**THE EXERCISE:**
The data below should be printed in full, exactly, and without any of its images.

>> Begin TASK INPUTS

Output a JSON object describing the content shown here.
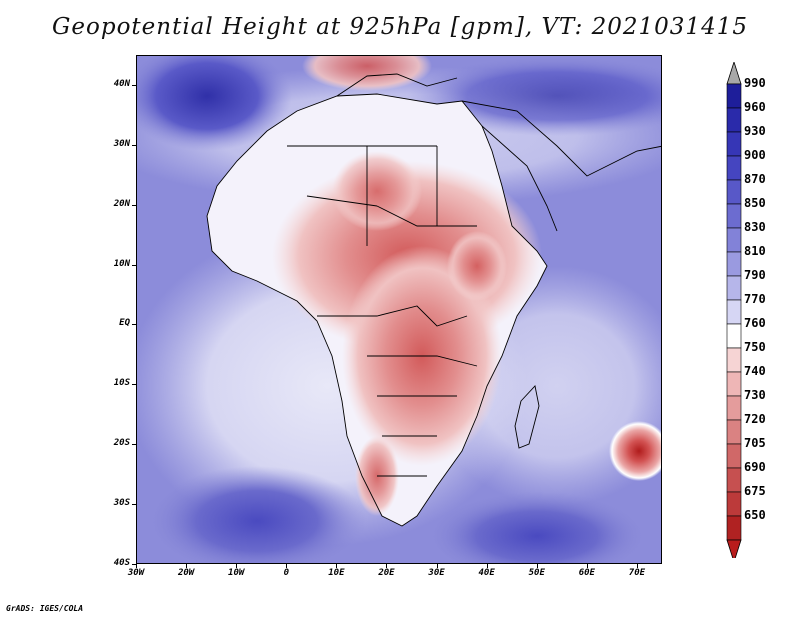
{
  "title": "Geopotential Height at 925hPa [gpm], VT: 2021031415",
  "credit": "GrADS: IGES/COLA",
  "map": {
    "lon_range": [
      -30,
      75
    ],
    "lat_range": [
      -40,
      45
    ],
    "lat_ticks": [
      {
        "value": 40,
        "label": "40N"
      },
      {
        "value": 30,
        "label": "30N"
      },
      {
        "value": 20,
        "label": "20N"
      },
      {
        "value": 10,
        "label": "10N"
      },
      {
        "value": 0,
        "label": "EQ"
      },
      {
        "value": -10,
        "label": "10S"
      },
      {
        "value": -20,
        "label": "20S"
      },
      {
        "value": -30,
        "label": "30S"
      },
      {
        "value": -40,
        "label": "40S"
      }
    ],
    "lon_ticks": [
      {
        "value": -30,
        "label": "30W"
      },
      {
        "value": -20,
        "label": "20W"
      },
      {
        "value": -10,
        "label": "10W"
      },
      {
        "value": 0,
        "label": "0"
      },
      {
        "value": 10,
        "label": "10E"
      },
      {
        "value": 20,
        "label": "20E"
      },
      {
        "value": 30,
        "label": "30E"
      },
      {
        "value": 40,
        "label": "40E"
      },
      {
        "value": 50,
        "label": "50E"
      },
      {
        "value": 60,
        "label": "60E"
      },
      {
        "value": 70,
        "label": "70E"
      }
    ]
  },
  "colorbar": {
    "levels": [
      {
        "label": "990",
        "color": "#1e1e9a"
      },
      {
        "label": "960",
        "color": "#2a2aaa"
      },
      {
        "label": "930",
        "color": "#3636b6"
      },
      {
        "label": "900",
        "color": "#4545c0"
      },
      {
        "label": "870",
        "color": "#5858c8"
      },
      {
        "label": "850",
        "color": "#6c6cd0"
      },
      {
        "label": "830",
        "color": "#8282d8"
      },
      {
        "label": "810",
        "color": "#9a9ae0"
      },
      {
        "label": "790",
        "color": "#b6b6ea"
      },
      {
        "label": "770",
        "color": "#d6d6f4"
      },
      {
        "label": "760",
        "color": "#ffffff"
      },
      {
        "label": "750",
        "color": "#f6d4d4"
      },
      {
        "label": "740",
        "color": "#eeb6b6"
      },
      {
        "label": "730",
        "color": "#e49c9c"
      },
      {
        "label": "720",
        "color": "#da8282"
      },
      {
        "label": "705",
        "color": "#d06868"
      },
      {
        "label": "690",
        "color": "#c65050"
      },
      {
        "label": "675",
        "color": "#bc3a3a"
      },
      {
        "label": "650",
        "color": "#b02222"
      }
    ],
    "over_color": "#a8a8a8",
    "under_color": "#b81c1c"
  }
}
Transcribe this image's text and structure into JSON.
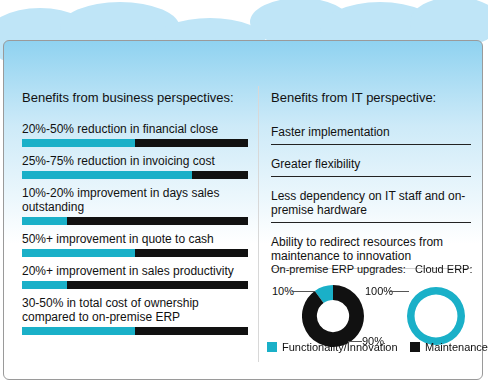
{
  "business": {
    "title": "Benefits from business perspectives:",
    "xlim": [
      0,
      100
    ],
    "items": [
      {
        "text": "20%-50% reduction in financial close",
        "value": 50
      },
      {
        "text": "25%-75% reduction in invoicing cost",
        "value": 75
      },
      {
        "text": "10%-20% improvement in days sales outstanding",
        "value": 20
      },
      {
        "text": "50%+ improvement in quote to cash",
        "value": 50
      },
      {
        "text": "20%+ improvement in sales productivity",
        "value": 20
      },
      {
        "text": "30-50% in total cost of ownership compared to on-premise ERP",
        "value": 50
      }
    ]
  },
  "it": {
    "title": "Benefits from IT perspective:",
    "items": [
      "Faster implementation",
      "Greater flexibility",
      "Less dependency on IT staff and on-premise hardware",
      "Ability to redirect resources from maintenance to innovation"
    ]
  },
  "chart_data": [
    {
      "type": "doughnut",
      "title": "On-premise ERP upgrades:",
      "series": [
        {
          "name": "Functionality/Innovation",
          "color": "#1ab0c8"
        },
        {
          "name": "Maintenance",
          "color": "#111111"
        }
      ],
      "values": [
        10,
        90
      ],
      "value_labels": [
        "10%",
        "90%"
      ],
      "data_labels": true
    },
    {
      "type": "doughnut",
      "title": "Cloud ERP:",
      "series": [
        {
          "name": "Functionality/Innovation",
          "color": "#1ab0c8"
        },
        {
          "name": "Maintenance",
          "color": "#111111"
        }
      ],
      "values": [
        100,
        0
      ],
      "value_labels": [
        "100%",
        null
      ],
      "data_labels": true
    }
  ]
}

>> End TASK INPUTS

**RESULT:**
Output a JSON object describing the content shown here.
{
  "title": "Geopotential Height at 925hPa [gpm], VT: 2021031415",
  "credit": "GrADS: IGES/COLA",
  "map": {
    "lon_range": [
      -30,
      75
    ],
    "lat_range": [
      -40,
      45
    ],
    "lat_ticks": [
      {
        "value": 40,
        "label": "40N"
      },
      {
        "value": 30,
        "label": "30N"
      },
      {
        "value": 20,
        "label": "20N"
      },
      {
        "value": 10,
        "label": "10N"
      },
      {
        "value": 0,
        "label": "EQ"
      },
      {
        "value": -10,
        "label": "10S"
      },
      {
        "value": -20,
        "label": "20S"
      },
      {
        "value": -30,
        "label": "30S"
      },
      {
        "value": -40,
        "label": "40S"
      }
    ],
    "lon_ticks": [
      {
        "value": -30,
        "label": "30W"
      },
      {
        "value": -20,
        "label": "20W"
      },
      {
        "value": -10,
        "label": "10W"
      },
      {
        "value": 0,
        "label": "0"
      },
      {
        "value": 10,
        "label": "10E"
      },
      {
        "value": 20,
        "label": "20E"
      },
      {
        "value": 30,
        "label": "30E"
      },
      {
        "value": 40,
        "label": "40E"
      },
      {
        "value": 50,
        "label": "50E"
      },
      {
        "value": 60,
        "label": "60E"
      },
      {
        "value": 70,
        "label": "70E"
      }
    ]
  },
  "colorbar": {
    "levels": [
      {
        "label": "990",
        "color": "#1e1e9a"
      },
      {
        "label": "960",
        "color": "#2a2aaa"
      },
      {
        "label": "930",
        "color": "#3636b6"
      },
      {
        "label": "900",
        "color": "#4545c0"
      },
      {
        "label": "870",
        "color": "#5858c8"
      },
      {
        "label": "850",
        "color": "#6c6cd0"
      },
      {
        "label": "830",
        "color": "#8282d8"
      },
      {
        "label": "810",
        "color": "#9a9ae0"
      },
      {
        "label": "790",
        "color": "#b6b6ea"
      },
      {
        "label": "770",
        "color": "#d6d6f4"
      },
      {
        "label": "760",
        "color": "#ffffff"
      },
      {
        "label": "750",
        "color": "#f6d4d4"
      },
      {
        "label": "740",
        "color": "#eeb6b6"
      },
      {
        "label": "730",
        "color": "#e49c9c"
      },
      {
        "label": "720",
        "color": "#da8282"
      },
      {
        "label": "705",
        "color": "#d06868"
      },
      {
        "label": "690",
        "color": "#c65050"
      },
      {
        "label": "675",
        "color": "#bc3a3a"
      },
      {
        "label": "650",
        "color": "#b02222"
      }
    ],
    "over_color": "#a8a8a8",
    "under_color": "#b81c1c"
  }
}
Transcribe this image's text and structure into JSON.
{
  "business": {
    "title": "Benefits from business perspectives:",
    "xlim": [
      0,
      100
    ],
    "items": [
      {
        "text": "20%-50% reduction in financial close",
        "value": 50
      },
      {
        "text": "25%-75% reduction in invoicing cost",
        "value": 75
      },
      {
        "text": "10%-20% improvement in days sales outstanding",
        "value": 20
      },
      {
        "text": "50%+ improvement in quote to cash",
        "value": 50
      },
      {
        "text": "20%+ improvement in sales productivity",
        "value": 20
      },
      {
        "text": "30-50% in total cost of ownership compared to on-premise ERP",
        "value": 50
      }
    ]
  },
  "it": {
    "title": "Benefits from IT perspective:",
    "items": [
      "Faster implementation",
      "Greater flexibility",
      "Less dependency on IT staff and on-premise hardware",
      "Ability to redirect resources from maintenance to innovation"
    ]
  },
  "chart_data": [
    {
      "type": "doughnut",
      "title": "On-premise ERP upgrades:",
      "series": [
        {
          "name": "Functionality/Innovation",
          "color": "#1ab0c8"
        },
        {
          "name": "Maintenance",
          "color": "#111111"
        }
      ],
      "values": [
        10,
        90
      ],
      "value_labels": [
        "10%",
        "90%"
      ],
      "data_labels": true
    },
    {
      "type": "doughnut",
      "title": "Cloud ERP:",
      "series": [
        {
          "name": "Functionality/Innovation",
          "color": "#1ab0c8"
        },
        {
          "name": "Maintenance",
          "color": "#111111"
        }
      ],
      "values": [
        100,
        0
      ],
      "value_labels": [
        "100%",
        null
      ],
      "data_labels": true
    }
  ]
}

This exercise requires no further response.